begin SUPPLIED INFORMATION

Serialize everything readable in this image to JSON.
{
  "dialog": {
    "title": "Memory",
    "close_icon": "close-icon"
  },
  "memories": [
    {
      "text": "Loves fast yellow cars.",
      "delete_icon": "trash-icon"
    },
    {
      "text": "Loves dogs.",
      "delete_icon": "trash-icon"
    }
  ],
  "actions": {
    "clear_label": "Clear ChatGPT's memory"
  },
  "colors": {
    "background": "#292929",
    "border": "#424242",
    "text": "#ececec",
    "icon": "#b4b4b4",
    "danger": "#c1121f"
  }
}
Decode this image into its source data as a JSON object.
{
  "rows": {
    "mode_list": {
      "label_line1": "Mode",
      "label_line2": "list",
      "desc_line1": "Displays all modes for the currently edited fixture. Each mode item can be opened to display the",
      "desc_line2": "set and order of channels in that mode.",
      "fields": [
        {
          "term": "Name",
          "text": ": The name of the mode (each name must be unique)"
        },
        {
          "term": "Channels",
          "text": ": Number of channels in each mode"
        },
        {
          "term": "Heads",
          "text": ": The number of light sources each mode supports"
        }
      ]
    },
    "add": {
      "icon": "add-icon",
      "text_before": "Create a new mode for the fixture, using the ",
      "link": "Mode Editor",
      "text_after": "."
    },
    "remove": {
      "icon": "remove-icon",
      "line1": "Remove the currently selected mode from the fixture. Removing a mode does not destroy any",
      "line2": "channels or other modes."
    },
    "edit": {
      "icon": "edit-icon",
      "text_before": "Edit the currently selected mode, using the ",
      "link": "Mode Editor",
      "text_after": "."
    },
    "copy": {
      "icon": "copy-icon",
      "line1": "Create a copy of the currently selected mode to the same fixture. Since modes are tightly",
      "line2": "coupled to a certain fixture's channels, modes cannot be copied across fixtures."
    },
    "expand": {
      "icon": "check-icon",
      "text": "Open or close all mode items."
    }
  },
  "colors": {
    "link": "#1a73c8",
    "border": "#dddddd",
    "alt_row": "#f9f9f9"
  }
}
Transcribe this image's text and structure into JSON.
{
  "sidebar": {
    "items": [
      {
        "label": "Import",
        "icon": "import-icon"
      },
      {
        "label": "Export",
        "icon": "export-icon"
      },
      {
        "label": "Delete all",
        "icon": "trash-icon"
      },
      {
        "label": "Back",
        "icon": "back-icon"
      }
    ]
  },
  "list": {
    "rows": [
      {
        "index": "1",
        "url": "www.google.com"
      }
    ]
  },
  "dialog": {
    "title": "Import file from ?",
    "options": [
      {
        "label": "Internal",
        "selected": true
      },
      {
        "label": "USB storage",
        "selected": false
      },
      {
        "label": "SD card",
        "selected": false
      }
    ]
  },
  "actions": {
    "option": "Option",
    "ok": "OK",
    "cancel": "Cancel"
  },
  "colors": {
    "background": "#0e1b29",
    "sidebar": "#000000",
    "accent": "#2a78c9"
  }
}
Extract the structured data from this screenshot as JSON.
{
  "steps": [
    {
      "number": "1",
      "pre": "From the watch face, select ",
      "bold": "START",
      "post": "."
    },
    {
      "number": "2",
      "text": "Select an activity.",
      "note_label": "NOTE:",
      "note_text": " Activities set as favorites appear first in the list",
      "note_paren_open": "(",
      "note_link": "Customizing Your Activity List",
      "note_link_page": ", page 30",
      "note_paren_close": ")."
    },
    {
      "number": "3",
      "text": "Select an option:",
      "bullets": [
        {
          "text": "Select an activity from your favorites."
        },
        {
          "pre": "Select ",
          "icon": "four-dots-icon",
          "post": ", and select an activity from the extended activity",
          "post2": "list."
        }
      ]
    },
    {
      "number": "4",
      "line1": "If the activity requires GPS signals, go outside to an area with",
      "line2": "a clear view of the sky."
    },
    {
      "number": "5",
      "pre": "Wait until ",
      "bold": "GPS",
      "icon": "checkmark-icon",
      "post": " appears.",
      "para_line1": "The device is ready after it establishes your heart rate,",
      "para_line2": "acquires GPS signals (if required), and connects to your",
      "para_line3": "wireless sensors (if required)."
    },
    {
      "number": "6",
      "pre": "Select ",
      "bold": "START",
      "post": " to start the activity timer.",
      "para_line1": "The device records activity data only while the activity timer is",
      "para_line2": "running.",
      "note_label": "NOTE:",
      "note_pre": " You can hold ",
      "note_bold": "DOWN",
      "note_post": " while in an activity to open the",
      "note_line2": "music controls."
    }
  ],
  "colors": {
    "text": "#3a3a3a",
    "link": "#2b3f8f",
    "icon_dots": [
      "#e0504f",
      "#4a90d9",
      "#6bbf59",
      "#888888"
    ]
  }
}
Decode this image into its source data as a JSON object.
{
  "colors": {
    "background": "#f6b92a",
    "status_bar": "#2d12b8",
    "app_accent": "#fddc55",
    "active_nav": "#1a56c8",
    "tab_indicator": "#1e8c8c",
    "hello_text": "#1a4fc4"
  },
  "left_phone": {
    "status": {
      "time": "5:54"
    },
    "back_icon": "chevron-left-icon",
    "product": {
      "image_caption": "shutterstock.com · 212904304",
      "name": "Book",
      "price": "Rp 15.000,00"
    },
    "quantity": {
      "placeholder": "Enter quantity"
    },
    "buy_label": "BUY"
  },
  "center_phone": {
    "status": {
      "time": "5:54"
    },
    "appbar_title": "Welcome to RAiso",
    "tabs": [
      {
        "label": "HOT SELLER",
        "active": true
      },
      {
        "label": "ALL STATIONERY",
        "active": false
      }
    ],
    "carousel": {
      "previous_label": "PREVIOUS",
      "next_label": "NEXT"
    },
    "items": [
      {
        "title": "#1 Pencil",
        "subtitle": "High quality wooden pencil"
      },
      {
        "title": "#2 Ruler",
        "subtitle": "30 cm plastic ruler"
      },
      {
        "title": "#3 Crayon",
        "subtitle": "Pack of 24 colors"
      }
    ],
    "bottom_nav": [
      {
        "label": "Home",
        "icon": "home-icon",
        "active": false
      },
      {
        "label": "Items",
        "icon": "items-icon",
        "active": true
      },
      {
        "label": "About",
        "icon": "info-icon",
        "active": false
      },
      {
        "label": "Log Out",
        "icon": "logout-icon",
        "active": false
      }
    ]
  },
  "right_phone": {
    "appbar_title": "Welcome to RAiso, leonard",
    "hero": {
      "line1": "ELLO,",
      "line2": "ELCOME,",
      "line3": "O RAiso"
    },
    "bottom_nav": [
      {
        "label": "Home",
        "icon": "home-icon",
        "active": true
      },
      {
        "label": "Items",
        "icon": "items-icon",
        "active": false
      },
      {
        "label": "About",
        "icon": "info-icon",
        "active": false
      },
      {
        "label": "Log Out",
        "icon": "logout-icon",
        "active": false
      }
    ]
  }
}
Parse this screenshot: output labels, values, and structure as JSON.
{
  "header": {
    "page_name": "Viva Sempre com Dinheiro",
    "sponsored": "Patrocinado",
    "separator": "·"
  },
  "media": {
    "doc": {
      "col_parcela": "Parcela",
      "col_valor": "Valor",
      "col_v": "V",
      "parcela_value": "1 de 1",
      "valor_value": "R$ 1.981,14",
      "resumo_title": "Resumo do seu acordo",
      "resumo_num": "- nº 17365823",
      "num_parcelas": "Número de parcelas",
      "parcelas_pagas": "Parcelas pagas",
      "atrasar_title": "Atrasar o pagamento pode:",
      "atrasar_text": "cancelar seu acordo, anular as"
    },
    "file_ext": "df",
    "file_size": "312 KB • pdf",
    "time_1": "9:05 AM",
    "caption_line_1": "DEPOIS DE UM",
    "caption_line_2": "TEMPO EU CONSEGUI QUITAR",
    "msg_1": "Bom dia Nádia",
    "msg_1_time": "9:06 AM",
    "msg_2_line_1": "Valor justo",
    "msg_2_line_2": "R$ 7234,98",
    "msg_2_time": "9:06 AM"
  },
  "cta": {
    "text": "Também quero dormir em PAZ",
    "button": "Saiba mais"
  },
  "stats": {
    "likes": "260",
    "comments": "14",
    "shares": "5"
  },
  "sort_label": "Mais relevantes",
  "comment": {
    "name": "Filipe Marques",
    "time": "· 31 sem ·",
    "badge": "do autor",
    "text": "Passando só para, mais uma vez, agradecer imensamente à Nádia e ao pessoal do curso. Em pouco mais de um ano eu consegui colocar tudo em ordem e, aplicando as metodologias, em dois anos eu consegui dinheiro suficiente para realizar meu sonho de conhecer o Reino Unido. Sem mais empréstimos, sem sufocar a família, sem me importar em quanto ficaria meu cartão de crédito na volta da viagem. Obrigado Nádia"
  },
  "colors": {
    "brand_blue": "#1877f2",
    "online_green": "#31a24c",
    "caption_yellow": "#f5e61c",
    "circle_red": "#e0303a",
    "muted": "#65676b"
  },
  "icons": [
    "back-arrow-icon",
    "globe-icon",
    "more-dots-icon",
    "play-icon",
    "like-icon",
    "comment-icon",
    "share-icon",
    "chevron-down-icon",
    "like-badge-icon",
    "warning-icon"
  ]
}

end SUPPLIED INFORMATION

◆ WHAT THE TASK ASKS: The lines above form a set of records; determine how many of them contain the string "data" and give that number alone.

◆ SOLVED EXERCISE: 4